* **Data section**

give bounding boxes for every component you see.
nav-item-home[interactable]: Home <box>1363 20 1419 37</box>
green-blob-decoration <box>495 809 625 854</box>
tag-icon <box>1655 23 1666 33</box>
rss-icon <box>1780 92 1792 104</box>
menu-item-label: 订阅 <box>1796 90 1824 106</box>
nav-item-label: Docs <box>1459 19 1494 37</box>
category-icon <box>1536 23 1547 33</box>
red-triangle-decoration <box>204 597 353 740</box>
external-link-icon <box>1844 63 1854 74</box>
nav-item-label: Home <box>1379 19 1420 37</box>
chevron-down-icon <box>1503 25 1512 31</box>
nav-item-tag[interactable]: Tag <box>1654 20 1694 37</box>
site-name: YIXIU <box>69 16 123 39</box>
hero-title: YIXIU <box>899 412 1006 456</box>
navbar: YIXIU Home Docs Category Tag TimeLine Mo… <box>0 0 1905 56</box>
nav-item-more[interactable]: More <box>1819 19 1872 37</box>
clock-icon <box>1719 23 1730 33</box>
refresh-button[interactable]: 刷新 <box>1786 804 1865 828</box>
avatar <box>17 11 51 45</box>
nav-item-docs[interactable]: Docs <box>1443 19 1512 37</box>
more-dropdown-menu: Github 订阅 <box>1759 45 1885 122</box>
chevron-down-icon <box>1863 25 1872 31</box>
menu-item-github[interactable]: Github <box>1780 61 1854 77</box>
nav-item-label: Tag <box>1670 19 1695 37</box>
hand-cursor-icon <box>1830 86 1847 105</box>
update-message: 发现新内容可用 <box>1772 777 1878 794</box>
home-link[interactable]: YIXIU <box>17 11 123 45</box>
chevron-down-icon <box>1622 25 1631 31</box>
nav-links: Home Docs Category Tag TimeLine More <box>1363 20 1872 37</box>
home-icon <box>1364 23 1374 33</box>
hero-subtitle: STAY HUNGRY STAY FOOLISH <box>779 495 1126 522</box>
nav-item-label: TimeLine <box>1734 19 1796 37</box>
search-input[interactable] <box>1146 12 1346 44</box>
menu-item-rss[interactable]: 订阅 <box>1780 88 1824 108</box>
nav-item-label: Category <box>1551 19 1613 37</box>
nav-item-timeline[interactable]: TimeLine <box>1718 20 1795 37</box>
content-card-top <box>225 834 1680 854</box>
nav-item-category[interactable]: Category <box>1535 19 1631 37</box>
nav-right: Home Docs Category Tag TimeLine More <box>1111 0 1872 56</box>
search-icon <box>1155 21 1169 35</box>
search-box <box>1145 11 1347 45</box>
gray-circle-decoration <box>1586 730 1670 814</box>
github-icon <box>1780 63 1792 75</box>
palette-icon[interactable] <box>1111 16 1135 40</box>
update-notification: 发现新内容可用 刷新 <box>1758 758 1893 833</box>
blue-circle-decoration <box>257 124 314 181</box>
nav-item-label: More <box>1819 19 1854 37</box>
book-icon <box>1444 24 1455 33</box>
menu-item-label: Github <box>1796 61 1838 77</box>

* **Instruction**
Edit the records above so that each instance of "decoration" becomes "ornament", and leave every other character unchanged.

* **Reply to the exercise**
give bounding boxes for every component you see.
nav-item-home[interactable]: Home <box>1363 20 1419 37</box>
green-blob-ornament <box>495 809 625 854</box>
tag-icon <box>1655 23 1666 33</box>
rss-icon <box>1780 92 1792 104</box>
menu-item-label: 订阅 <box>1796 90 1824 106</box>
nav-item-label: Docs <box>1459 19 1494 37</box>
category-icon <box>1536 23 1547 33</box>
red-triangle-ornament <box>204 597 353 740</box>
external-link-icon <box>1844 63 1854 74</box>
nav-item-label: Home <box>1379 19 1420 37</box>
chevron-down-icon <box>1503 25 1512 31</box>
nav-item-tag[interactable]: Tag <box>1654 20 1694 37</box>
site-name: YIXIU <box>69 16 123 39</box>
hero-title: YIXIU <box>899 412 1006 456</box>
navbar: YIXIU Home Docs Category Tag TimeLine Mo… <box>0 0 1905 56</box>
nav-item-more[interactable]: More <box>1819 19 1872 37</box>
clock-icon <box>1719 23 1730 33</box>
refresh-button[interactable]: 刷新 <box>1786 804 1865 828</box>
avatar <box>17 11 51 45</box>
nav-item-docs[interactable]: Docs <box>1443 19 1512 37</box>
more-dropdown-menu: Github 订阅 <box>1759 45 1885 122</box>
chevron-down-icon <box>1863 25 1872 31</box>
menu-item-github[interactable]: Github <box>1780 61 1854 77</box>
nav-item-label: Tag <box>1670 19 1695 37</box>
hand-cursor-icon <box>1830 86 1847 105</box>
update-message: 发现新内容可用 <box>1772 777 1878 794</box>
home-link[interactable]: YIXIU <box>17 11 123 45</box>
chevron-down-icon <box>1622 25 1631 31</box>
nav-links: Home Docs Category Tag TimeLine More <box>1363 20 1872 37</box>
home-icon <box>1364 23 1374 33</box>
hero-subtitle: STAY HUNGRY STAY FOOLISH <box>779 495 1126 522</box>
nav-item-label: TimeLine <box>1734 19 1796 37</box>
search-input[interactable] <box>1146 12 1346 44</box>
menu-item-rss[interactable]: 订阅 <box>1780 88 1824 108</box>
nav-item-label: Category <box>1551 19 1613 37</box>
nav-item-timeline[interactable]: TimeLine <box>1718 20 1795 37</box>
content-card-top <box>225 834 1680 854</box>
nav-item-category[interactable]: Category <box>1535 19 1631 37</box>
nav-right: Home Docs Category Tag TimeLine More <box>1111 0 1872 56</box>
search-icon <box>1155 21 1169 35</box>
search-box <box>1145 11 1347 45</box>
gray-circle-ornament <box>1586 730 1670 814</box>
github-icon <box>1780 63 1792 75</box>
palette-icon[interactable] <box>1111 16 1135 40</box>
update-notification: 发现新内容可用 刷新 <box>1758 758 1893 833</box>
blue-circle-ornament <box>257 124 314 181</box>
nav-item-label: More <box>1819 19 1854 37</box>
book-icon <box>1444 24 1455 33</box>
menu-item-label: Github <box>1796 61 1838 77</box>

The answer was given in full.